── MATERIAL TO PROCESS ──
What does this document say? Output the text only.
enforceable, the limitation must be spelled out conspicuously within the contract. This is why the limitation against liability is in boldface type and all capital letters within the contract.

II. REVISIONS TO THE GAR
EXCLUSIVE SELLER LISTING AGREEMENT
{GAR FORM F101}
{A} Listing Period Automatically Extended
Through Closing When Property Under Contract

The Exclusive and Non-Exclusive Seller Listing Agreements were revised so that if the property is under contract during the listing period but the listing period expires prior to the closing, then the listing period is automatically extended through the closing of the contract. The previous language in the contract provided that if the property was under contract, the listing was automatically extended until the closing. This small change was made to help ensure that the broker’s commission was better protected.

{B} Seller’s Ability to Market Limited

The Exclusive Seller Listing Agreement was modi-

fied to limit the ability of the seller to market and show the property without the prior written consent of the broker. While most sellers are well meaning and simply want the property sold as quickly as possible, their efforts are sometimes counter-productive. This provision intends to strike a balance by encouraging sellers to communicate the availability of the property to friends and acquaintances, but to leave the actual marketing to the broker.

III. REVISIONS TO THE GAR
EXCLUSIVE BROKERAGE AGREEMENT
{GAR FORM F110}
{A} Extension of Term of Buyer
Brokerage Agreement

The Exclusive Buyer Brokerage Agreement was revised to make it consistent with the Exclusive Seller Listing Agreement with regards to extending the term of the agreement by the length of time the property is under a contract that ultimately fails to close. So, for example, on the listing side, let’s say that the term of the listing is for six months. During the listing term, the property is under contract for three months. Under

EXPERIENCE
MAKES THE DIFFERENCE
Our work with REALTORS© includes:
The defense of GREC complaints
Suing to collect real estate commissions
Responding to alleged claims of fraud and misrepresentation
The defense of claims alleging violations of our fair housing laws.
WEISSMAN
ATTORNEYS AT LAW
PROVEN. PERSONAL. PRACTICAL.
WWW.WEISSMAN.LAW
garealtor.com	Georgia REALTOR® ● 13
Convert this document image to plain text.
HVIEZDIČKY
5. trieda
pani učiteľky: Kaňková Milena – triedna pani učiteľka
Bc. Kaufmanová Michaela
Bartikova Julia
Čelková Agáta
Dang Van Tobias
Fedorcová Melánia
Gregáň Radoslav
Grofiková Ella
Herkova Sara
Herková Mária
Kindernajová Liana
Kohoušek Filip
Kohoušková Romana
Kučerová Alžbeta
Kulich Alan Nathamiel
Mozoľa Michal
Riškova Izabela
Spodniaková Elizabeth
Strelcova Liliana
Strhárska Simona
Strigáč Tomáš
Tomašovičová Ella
───
* _EXERCISE REQUIREMENTS_
Starting with the line that contains "Convert this document image to plain text.", output every line through the end of the listing above, unchanged.

* _FINAL ANSWER_
Convert this document image to plain text.
HVIEZDIČKY
5. trieda
pani učiteľky: Kaňková Milena – triedna pani učiteľka
Bc. Kaufmanová Michaela
Bartikova Julia
Čelková Agáta
Dang Van Tobias
Fedorcová Melánia
Gregáň Radoslav
Grofiková Ella
Herkova Sara
Herková Mária
Kindernajová Liana
Kohoušek Filip
Kohoušková Romana
Kučerová Alžbeta
Kulich Alan Nathamiel
Mozoľa Michal
Riškova Izabela
Spodniaková Elizabeth
Strelcova Liliana
Strhárska Simona
Strigáč Tomáš
Tomašovičová Ella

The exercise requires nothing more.